DIRECTIONS ::
Return the rows verbatim, from the first row through the row containing "like-count: 2 [180,684,205,733]", both included.

EXERCISE INPUT ::
-*-*-

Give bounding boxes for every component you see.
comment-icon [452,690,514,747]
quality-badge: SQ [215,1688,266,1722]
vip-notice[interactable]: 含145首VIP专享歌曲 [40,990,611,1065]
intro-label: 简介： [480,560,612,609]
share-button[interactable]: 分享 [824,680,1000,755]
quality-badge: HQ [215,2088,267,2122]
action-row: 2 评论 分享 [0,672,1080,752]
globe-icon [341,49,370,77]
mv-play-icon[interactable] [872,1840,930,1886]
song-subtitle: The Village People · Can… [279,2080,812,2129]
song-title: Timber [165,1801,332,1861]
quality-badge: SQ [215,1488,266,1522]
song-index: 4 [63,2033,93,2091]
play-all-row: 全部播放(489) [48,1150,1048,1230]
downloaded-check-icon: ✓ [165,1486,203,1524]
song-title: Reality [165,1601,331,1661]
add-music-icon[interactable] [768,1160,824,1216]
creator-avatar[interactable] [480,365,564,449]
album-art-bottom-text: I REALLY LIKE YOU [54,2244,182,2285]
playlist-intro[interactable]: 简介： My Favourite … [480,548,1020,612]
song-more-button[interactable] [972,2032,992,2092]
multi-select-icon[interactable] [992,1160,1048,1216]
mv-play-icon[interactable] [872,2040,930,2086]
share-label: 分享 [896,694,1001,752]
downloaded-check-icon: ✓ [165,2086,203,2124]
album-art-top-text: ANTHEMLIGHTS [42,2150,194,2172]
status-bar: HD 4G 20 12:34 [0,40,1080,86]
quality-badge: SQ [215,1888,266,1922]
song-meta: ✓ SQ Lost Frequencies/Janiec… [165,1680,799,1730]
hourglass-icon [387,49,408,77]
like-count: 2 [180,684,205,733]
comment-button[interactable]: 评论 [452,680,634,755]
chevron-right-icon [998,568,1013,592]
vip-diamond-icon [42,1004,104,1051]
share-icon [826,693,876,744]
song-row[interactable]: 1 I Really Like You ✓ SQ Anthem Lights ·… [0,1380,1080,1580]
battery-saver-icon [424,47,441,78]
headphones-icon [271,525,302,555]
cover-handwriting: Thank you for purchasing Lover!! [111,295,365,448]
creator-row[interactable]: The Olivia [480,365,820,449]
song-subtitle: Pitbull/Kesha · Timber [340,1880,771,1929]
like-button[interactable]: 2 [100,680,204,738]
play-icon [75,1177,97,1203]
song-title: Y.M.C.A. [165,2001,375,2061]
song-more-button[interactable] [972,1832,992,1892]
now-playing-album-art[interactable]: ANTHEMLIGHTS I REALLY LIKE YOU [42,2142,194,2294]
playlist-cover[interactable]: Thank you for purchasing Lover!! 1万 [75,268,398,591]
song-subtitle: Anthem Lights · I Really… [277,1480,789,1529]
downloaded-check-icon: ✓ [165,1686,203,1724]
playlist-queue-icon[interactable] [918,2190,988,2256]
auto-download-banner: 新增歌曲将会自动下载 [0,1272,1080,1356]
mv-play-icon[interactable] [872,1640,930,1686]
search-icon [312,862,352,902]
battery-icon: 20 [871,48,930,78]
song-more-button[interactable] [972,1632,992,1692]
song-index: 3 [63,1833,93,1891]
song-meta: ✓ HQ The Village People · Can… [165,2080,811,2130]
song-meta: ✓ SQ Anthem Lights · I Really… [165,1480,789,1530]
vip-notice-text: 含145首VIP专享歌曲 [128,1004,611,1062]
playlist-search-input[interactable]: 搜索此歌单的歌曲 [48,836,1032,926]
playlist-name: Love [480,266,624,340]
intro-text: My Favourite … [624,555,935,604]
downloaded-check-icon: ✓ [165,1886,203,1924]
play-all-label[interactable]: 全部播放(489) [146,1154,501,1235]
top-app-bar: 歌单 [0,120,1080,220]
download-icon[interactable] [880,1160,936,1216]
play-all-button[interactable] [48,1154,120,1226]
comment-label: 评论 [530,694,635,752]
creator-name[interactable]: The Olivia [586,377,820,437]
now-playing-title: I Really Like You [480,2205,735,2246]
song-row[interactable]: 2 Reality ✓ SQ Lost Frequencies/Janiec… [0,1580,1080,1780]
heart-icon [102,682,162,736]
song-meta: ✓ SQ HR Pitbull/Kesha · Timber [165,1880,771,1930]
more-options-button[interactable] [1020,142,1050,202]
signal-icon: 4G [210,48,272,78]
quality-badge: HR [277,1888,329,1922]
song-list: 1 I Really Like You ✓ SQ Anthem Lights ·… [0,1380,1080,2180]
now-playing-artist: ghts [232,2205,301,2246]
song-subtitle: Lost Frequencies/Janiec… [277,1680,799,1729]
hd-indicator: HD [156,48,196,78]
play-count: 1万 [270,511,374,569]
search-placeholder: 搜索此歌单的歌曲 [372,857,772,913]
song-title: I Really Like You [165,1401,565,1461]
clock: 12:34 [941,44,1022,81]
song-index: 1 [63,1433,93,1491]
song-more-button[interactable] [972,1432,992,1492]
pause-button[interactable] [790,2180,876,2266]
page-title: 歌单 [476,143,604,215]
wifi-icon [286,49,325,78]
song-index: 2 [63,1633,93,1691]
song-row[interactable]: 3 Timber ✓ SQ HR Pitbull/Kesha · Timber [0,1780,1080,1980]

-*-*-

REPLY TO THE EXERCISE ::
Give bounding boxes for every component you see.
comment-icon [452,690,514,747]
quality-badge: SQ [215,1688,266,1722]
vip-notice[interactable]: 含145首VIP专享歌曲 [40,990,611,1065]
intro-label: 简介： [480,560,612,609]
share-button[interactable]: 分享 [824,680,1000,755]
quality-badge: HQ [215,2088,267,2122]
action-row: 2 评论 分享 [0,672,1080,752]
globe-icon [341,49,370,77]
mv-play-icon[interactable] [872,1840,930,1886]
song-subtitle: The Village People · Can… [279,2080,812,2129]
song-title: Timber [165,1801,332,1861]
quality-badge: SQ [215,1488,266,1522]
song-index: 4 [63,2033,93,2091]
play-all-row: 全部播放(489) [48,1150,1048,1230]
downloaded-check-icon: ✓ [165,1486,203,1524]
song-title: Reality [165,1601,331,1661]
add-music-icon[interactable] [768,1160,824,1216]
creator-avatar[interactable] [480,365,564,449]
album-art-bottom-text: I REALLY LIKE YOU [54,2244,182,2285]
playlist-intro[interactable]: 简介： My Favourite … [480,548,1020,612]
song-more-button[interactable] [972,2032,992,2092]
multi-select-icon[interactable] [992,1160,1048,1216]
mv-play-icon[interactable] [872,2040,930,2086]
share-label: 分享 [896,694,1001,752]
downloaded-check-icon: ✓ [165,2086,203,2124]
album-art-top-text: ANTHEMLIGHTS [42,2150,194,2172]
status-bar: HD 4G 20 12:34 [0,40,1080,86]
quality-badge: SQ [215,1888,266,1922]
song-meta: ✓ SQ Lost Frequencies/Janiec… [165,1680,799,1730]
hourglass-icon [387,49,408,77]
like-count: 2 [180,684,205,733]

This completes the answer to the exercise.